* [RECORDED INFORMATION]:
==============================
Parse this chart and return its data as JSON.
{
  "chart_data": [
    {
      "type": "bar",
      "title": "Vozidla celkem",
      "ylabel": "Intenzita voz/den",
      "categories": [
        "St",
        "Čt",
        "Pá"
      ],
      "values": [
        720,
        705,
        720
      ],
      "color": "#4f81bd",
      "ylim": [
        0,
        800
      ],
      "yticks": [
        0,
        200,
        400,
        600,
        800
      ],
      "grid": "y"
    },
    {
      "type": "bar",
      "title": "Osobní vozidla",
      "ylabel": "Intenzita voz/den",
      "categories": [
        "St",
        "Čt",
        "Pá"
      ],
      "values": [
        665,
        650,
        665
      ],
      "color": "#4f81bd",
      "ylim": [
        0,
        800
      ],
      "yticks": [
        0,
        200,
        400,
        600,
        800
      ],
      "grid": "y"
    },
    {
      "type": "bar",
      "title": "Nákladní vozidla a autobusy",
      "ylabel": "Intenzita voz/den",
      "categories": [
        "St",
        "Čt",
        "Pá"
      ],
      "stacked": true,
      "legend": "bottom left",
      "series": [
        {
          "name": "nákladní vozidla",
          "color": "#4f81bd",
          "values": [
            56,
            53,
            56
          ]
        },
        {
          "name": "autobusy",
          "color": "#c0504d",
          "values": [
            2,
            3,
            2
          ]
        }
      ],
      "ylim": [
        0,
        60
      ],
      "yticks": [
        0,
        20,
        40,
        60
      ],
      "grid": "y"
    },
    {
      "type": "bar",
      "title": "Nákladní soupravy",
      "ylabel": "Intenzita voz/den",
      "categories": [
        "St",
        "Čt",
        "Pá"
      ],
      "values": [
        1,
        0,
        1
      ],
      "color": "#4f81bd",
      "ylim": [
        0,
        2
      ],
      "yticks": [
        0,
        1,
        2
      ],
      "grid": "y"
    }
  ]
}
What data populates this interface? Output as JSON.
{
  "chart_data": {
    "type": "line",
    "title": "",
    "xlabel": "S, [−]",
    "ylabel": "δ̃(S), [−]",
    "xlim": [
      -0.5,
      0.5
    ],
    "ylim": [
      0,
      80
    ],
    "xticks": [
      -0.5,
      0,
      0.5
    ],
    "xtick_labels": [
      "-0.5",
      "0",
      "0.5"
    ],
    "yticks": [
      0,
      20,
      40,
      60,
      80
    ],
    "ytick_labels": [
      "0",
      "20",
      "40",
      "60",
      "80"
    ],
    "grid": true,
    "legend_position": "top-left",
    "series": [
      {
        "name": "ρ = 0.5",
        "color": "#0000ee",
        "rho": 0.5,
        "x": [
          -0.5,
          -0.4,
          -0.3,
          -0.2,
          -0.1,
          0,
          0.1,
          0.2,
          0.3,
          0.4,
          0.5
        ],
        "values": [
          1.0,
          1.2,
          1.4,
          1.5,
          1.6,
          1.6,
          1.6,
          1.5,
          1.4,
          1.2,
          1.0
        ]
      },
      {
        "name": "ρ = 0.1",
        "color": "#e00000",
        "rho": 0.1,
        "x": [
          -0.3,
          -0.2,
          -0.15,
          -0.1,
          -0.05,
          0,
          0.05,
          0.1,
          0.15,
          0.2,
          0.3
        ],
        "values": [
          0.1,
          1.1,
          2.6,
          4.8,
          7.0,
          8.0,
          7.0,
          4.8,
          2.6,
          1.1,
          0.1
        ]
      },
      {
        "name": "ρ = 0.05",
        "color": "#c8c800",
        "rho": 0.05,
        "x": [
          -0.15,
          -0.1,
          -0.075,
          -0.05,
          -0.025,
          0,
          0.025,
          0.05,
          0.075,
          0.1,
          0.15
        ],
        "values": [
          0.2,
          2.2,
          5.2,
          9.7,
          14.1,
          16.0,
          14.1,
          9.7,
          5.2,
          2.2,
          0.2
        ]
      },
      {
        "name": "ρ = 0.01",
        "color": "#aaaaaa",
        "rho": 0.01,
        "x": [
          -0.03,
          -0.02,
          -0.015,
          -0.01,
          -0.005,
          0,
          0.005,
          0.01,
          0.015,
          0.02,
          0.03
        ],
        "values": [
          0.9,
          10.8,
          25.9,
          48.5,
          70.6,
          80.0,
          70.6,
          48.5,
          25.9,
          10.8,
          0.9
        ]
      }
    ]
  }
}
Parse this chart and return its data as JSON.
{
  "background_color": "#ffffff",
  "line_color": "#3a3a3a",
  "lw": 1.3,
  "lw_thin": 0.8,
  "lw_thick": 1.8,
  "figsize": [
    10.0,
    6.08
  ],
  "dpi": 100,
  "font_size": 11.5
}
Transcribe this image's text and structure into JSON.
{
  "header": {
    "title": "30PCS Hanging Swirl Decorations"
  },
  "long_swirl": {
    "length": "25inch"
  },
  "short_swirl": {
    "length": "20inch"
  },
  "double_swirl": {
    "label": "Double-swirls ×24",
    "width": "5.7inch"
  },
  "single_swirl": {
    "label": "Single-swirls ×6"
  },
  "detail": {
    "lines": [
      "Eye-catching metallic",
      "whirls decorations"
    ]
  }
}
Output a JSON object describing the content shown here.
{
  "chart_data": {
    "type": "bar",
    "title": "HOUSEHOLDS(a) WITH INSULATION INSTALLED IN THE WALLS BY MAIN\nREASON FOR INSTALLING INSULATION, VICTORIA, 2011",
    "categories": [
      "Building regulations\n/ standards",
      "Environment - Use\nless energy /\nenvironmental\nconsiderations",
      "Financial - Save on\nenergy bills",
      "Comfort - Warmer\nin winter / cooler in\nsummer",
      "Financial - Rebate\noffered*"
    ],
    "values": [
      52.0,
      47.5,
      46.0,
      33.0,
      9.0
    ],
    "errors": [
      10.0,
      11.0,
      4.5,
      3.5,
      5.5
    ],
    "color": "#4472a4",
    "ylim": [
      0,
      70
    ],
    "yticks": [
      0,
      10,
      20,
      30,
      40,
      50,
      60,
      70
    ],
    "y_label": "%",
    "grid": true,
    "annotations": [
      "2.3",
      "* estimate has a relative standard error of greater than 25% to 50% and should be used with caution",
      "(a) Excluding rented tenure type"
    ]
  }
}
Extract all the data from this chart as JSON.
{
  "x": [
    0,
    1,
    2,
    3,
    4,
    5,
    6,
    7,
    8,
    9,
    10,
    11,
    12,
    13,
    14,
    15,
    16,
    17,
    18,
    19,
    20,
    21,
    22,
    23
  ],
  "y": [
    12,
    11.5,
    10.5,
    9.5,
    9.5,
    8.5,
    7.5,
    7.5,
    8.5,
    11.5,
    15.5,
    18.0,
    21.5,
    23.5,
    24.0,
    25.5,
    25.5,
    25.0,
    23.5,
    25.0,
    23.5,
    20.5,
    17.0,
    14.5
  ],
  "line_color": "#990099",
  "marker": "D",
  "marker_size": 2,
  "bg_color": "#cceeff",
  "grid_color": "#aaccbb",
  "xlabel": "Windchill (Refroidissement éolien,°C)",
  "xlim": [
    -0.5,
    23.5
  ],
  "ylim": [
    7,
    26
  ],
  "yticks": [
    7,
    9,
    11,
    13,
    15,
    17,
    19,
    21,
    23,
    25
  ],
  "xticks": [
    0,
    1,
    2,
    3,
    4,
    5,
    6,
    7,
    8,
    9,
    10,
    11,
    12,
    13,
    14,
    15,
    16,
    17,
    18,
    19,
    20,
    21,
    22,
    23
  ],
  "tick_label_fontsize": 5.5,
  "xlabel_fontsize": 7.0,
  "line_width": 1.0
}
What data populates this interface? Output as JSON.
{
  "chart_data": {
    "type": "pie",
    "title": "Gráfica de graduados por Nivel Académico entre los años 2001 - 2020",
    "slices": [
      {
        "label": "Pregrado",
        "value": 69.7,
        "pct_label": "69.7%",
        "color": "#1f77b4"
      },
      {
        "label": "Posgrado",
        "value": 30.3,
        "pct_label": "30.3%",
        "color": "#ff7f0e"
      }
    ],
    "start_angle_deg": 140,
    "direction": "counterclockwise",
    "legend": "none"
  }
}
==============================
* [WORK REQUIRED]: Using the entries above, find all lines with "autobusy". Copy them.

* [CORRECT RESULT]:
      "title": "Nákladní vozidla a autobusy",
          "name": "autobusy",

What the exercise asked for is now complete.